● **Task objective**
Determine how many lines include "你把你妹妹上了". Give the number and nothing else.

● **Data for processing**
--------------------------------

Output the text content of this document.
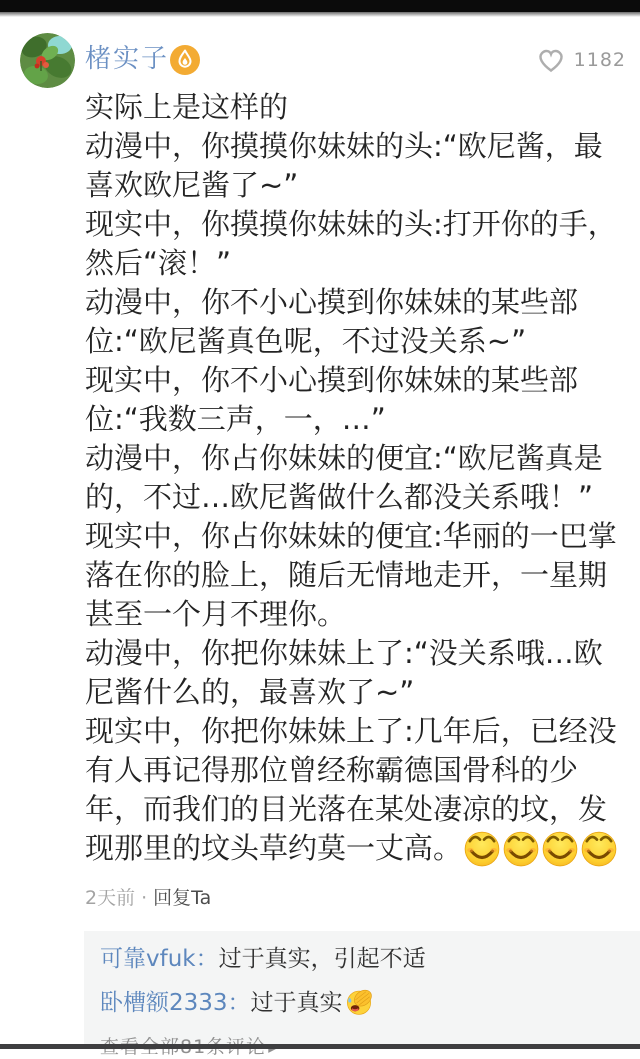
楮实子	1182
实际上是这样的
动漫中，你摸摸你妹妹的头:“欧尼酱，最喜欢欧尼酱了~”
现实中，你摸摸你妹妹的头:打开你的手，然后“滚！”
动漫中，你不小心摸到你妹妹的某些部位:“欧尼酱真色呢，不过没关系~”
现实中，你不小心摸到你妹妹的某些部位:“我数三声，一，…”
动漫中，你占你妹妹的便宜:“欧尼酱真是的，不过…欧尼酱做什么都没关系哦！”
现实中，你占你妹妹的便宜:华丽的一巴掌落在你的脸上，随后无情地走开，一星期甚至一个月不理你。
动漫中，你把你妹妹上了:“没关系哦…欧尼酱什么的，最喜欢了~”
现实中，你把你妹妹上了:几年后，已经没有人再记得那位曾经称霸德国骨科的少年，而我们的目光落在某处凄凉的坟，发现那里的坟头草约莫一丈高。
2天前 · 回复Ta
可靠vfuk：过于真实，引起不适
卧槽额2333：过于真实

--------------------------------

● **Result of the exercise**
2